Selected passage:
────────

Cloud Dataprep

Intelligent data preparation
Partnered with Trifecta for data cleaning/processing service
Fully managed, serverless, and web based
User friendly interface
- Clean data by clicking on it
Supported file types
- Inputs
  - CSV, JSON, Plain Text, Excel, LOG, TSV, and Avro
- Outputs
  - CSV, JSON, Avro, BQ Table
    - CSV/JSON can be compressed or uncompressed

How it works

Backed by Cloud Dataflow
- After preparing Dataflow processes via Apache Beam pipeline
- “User-friendly Dataflow pipeline”
Dataprep Process
- Import data
- Transform sampled data with recipes
- Run Dataflow job on transformed dataset
  - Batch Job
  - Every recipe step is its own transform
- Export results (GCS, BigQuery)
Intelligent Suggestions
- Selecting data will often automatically give the best suggestion
- Can manually create recipes, however simple tasks (remove outliers, de-duplicate) should just use auto-suggestions.

IAM

Dataprep.projects.user
- Run Dataprep in a project
Dataprep.serviceAgent
- Gives Trifecta necessary access to project resources.
  - Access GCS buckets, Dataflow Developer, BQ user/data editor
  - Necessary for cross-project access + GCE service account

Cost

1.16 * cost of a Dataflow job

Flows

Add or import datasets to process with recipes
Public Bucket for testing: gs://dataprep-samples
For large datasets:
- UI only shows a sample to work with
- Recipe created is then applied to entirety of dataset

Jobs

Create a dataset in BQ first
Click on Run Job
- Default option is CSV in GCS bucket
- Choose BQ dataset instead
- Name table
- Run Job: Create Apache Beam pipeline with Dataflow

────────

Tasks and exercises:
**1.** Revise the Cloud Dataprep notes by giving again the part that opens with the words containing "Dataprep Process" and closes with "results (GCS, BigQuery)", with "Batch Job" changed to "Streaming Job".
**2.** Answer from the Cloud Dataprep notes:
(a) The cost is stated as what multiple of the cost of a Dataflow job?
(b) Which public bucket is listed for testing?
(c) What is the default option after clicking Run Job?

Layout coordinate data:
────────

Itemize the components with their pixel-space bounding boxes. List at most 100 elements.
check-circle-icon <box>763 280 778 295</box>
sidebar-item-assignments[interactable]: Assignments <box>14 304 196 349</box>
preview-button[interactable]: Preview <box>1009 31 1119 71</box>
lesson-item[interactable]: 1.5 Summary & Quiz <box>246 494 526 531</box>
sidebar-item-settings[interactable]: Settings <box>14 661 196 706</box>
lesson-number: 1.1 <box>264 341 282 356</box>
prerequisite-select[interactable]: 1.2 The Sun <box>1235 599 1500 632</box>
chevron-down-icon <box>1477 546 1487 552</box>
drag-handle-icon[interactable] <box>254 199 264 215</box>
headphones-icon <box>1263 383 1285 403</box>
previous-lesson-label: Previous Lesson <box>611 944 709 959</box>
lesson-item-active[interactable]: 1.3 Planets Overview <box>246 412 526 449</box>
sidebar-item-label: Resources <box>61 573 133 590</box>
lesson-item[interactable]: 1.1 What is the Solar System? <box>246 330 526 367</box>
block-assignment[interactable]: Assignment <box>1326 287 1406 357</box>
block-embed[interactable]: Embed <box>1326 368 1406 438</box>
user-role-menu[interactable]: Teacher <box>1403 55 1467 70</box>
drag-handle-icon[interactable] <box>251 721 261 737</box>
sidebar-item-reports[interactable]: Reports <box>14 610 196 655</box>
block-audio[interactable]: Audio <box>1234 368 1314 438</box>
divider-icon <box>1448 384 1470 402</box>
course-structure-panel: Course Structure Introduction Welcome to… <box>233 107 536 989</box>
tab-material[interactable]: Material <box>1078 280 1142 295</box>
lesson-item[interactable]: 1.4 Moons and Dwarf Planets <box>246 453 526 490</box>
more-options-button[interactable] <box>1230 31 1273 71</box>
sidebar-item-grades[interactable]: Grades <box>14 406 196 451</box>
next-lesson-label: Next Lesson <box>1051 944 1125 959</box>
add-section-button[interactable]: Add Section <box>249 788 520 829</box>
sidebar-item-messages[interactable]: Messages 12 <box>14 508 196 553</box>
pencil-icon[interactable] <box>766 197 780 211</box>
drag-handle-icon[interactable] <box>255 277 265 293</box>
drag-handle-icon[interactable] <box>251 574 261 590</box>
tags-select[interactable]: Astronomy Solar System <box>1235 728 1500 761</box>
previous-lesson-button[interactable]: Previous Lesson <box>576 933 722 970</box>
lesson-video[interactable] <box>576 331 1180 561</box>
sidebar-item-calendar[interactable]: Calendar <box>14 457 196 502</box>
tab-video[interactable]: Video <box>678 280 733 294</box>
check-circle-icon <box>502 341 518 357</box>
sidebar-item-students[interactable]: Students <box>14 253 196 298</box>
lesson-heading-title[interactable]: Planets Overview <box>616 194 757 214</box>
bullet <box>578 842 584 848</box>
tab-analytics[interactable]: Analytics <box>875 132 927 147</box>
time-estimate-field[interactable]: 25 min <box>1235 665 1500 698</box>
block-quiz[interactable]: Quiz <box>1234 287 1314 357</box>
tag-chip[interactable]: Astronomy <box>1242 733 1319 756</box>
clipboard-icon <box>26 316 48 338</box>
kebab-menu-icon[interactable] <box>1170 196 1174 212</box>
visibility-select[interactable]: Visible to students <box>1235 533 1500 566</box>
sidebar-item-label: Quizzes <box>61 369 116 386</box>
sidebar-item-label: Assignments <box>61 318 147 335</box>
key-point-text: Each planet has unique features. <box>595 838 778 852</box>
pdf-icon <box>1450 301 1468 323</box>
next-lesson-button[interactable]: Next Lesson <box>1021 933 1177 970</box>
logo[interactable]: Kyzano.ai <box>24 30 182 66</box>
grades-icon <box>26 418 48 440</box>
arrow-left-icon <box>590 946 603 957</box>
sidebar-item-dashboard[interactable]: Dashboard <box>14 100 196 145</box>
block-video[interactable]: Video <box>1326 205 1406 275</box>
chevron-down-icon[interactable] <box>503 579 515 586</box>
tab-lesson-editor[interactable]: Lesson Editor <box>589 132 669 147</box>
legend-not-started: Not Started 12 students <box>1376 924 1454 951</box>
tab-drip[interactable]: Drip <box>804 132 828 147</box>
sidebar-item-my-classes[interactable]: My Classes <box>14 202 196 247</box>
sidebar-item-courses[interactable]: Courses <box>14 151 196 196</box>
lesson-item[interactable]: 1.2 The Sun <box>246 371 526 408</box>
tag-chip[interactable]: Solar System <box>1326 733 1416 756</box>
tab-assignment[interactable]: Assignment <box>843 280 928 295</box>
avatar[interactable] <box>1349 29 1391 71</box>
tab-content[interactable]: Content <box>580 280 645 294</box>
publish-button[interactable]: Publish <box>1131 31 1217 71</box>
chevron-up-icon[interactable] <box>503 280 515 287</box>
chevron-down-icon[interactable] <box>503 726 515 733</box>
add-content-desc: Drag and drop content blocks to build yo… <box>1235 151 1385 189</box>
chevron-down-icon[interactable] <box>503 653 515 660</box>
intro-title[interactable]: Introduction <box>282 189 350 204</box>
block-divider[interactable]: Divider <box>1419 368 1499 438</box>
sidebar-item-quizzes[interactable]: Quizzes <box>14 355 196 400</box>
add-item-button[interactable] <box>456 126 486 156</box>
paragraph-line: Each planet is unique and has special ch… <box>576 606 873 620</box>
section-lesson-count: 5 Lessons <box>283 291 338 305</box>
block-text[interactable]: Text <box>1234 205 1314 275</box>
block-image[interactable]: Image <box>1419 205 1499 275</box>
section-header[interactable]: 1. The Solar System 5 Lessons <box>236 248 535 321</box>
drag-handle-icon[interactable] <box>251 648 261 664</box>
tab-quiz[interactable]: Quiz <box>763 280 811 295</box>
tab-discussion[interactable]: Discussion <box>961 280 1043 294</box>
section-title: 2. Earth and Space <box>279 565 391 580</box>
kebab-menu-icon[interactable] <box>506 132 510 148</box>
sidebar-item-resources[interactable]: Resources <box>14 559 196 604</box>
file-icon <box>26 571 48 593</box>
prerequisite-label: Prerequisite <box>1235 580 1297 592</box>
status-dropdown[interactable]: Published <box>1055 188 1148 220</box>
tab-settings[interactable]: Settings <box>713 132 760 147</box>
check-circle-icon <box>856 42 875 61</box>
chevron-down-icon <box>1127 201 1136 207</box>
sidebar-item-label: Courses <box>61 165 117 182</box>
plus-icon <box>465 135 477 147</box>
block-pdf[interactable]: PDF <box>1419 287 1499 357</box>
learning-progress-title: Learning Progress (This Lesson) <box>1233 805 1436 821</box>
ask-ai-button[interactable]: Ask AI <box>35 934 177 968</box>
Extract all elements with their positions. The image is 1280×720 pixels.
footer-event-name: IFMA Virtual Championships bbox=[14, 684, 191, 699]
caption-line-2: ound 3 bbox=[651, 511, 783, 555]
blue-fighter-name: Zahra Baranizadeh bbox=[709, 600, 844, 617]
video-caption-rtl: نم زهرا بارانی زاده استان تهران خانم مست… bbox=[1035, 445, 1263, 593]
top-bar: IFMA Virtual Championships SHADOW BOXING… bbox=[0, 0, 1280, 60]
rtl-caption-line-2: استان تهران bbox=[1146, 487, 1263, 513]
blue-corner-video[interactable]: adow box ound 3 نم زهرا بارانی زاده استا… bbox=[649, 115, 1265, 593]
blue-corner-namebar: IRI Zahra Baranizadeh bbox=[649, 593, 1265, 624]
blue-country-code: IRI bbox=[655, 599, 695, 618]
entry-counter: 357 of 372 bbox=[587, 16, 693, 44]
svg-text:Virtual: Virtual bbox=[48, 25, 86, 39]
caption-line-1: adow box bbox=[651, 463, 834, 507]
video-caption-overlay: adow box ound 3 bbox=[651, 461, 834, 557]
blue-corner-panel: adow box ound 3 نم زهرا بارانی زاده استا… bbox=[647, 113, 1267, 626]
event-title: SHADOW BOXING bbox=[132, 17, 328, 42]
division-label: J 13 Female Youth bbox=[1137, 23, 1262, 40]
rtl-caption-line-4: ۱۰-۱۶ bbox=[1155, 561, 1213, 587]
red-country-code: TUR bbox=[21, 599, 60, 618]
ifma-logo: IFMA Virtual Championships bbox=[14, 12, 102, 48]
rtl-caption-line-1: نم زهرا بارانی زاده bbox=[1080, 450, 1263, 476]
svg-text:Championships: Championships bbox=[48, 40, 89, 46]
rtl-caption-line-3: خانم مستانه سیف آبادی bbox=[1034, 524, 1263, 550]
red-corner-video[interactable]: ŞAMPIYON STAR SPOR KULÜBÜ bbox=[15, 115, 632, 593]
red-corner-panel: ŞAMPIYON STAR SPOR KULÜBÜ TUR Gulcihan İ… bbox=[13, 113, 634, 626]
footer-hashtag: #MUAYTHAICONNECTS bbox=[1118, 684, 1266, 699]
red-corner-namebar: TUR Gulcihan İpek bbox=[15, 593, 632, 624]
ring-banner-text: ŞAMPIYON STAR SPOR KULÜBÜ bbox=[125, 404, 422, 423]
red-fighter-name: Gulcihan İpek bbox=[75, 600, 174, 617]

────────

Solutions below:
**1.**
Dataprep Process
- Import data
- Transform sampled data with recipes
- Run Dataflow job on transformed dataset
  - Streaming Job
  - Every recipe step is its own transform
- Export results (GCS, BigQuery)

**2.**
(a) 1.16
(b) gs://dataprep-samples
(c) CSV in GCS bucket